[GIVEN EXERCISE]
The records that follow are to be transcribed in full, without their images.

[ENTRIES SUPPLIED]
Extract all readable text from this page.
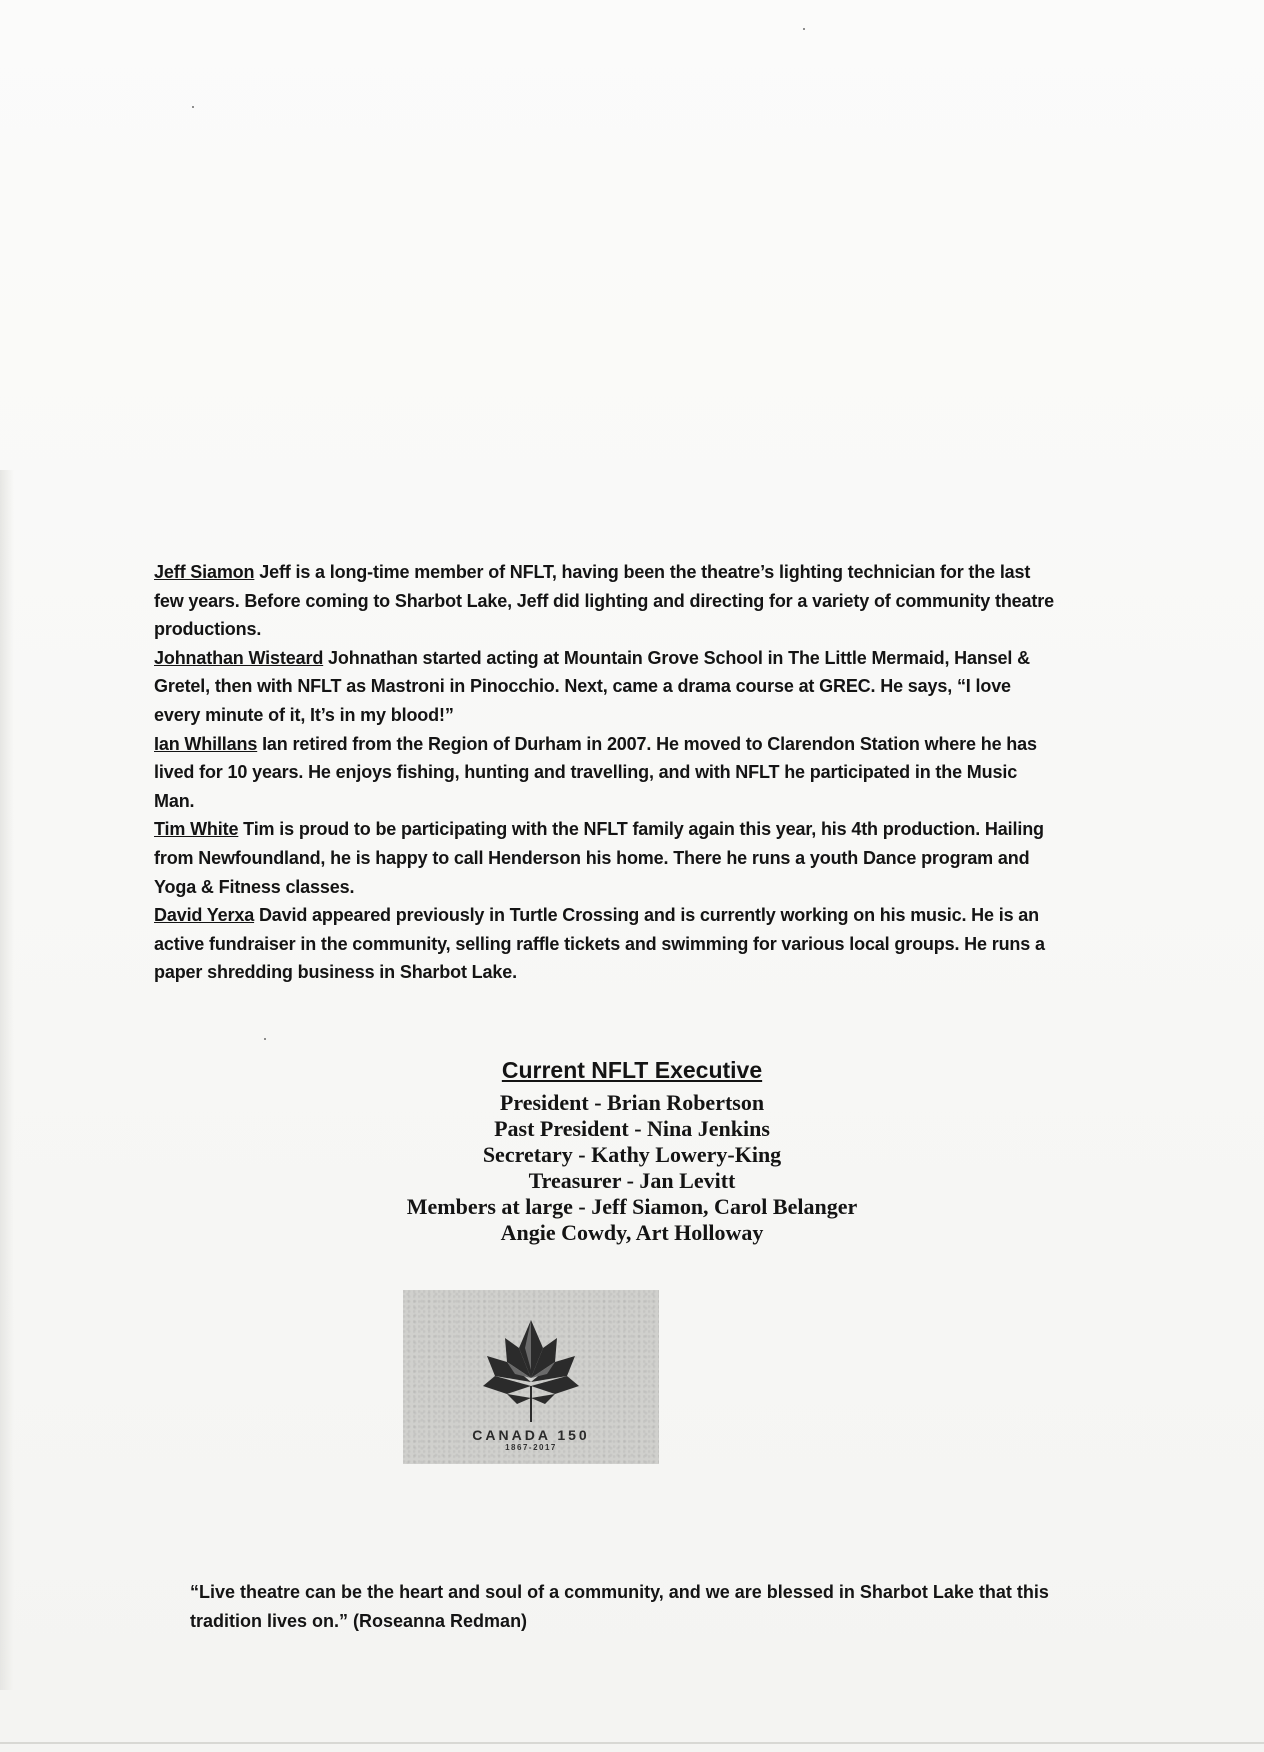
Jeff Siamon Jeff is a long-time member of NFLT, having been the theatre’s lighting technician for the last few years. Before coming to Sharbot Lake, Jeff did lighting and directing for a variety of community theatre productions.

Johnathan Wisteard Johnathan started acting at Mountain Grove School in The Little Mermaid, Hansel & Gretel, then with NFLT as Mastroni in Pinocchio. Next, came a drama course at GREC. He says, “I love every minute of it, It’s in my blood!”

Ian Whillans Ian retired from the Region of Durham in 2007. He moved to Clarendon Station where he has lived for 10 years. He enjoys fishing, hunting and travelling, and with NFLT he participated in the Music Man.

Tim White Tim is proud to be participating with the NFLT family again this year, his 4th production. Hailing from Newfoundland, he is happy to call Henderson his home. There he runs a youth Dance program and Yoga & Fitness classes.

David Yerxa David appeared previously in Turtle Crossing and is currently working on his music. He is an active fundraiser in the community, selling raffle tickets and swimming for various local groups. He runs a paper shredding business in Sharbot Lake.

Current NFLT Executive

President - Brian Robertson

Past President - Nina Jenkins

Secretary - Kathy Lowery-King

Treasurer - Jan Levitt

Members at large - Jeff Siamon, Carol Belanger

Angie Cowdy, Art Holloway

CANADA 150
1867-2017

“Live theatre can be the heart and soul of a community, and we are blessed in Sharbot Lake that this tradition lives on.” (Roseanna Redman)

[RESPONSE TO THIS TASK]
Extract all readable text from this page.
Jeff Siamon Jeff is a long-time member of NFLT, having been the theatre’s lighting technician for the last few years. Before coming to Sharbot Lake, Jeff did lighting and directing for a variety of community theatre productions.

Johnathan Wisteard Johnathan started acting at Mountain Grove School in The Little Mermaid, Hansel & Gretel, then with NFLT as Mastroni in Pinocchio. Next, came a drama course at GREC. He says, “I love every minute of it, It’s in my blood!”

Ian Whillans Ian retired from the Region of Durham in 2007. He moved to Clarendon Station where he has lived for 10 years. He enjoys fishing, hunting and travelling, and with NFLT he participated in the Music Man.

Tim White Tim is proud to be participating with the NFLT family again this year, his 4th production. Hailing from Newfoundland, he is happy to call Henderson his home. There he runs a youth Dance program and Yoga & Fitness classes.

David Yerxa David appeared previously in Turtle Crossing and is currently working on his music. He is an active fundraiser in the community, selling raffle tickets and swimming for various local groups. He runs a paper shredding business in Sharbot Lake.

Current NFLT Executive

President - Brian Robertson

Past President - Nina Jenkins

Secretary - Kathy Lowery-King

Treasurer - Jan Levitt

Members at large - Jeff Siamon, Carol Belanger

Angie Cowdy, Art Holloway

CANADA 150
1867-2017

“Live theatre can be the heart and soul of a community, and we are blessed in Sharbot Lake that this tradition lives on.” (Roseanna Redman)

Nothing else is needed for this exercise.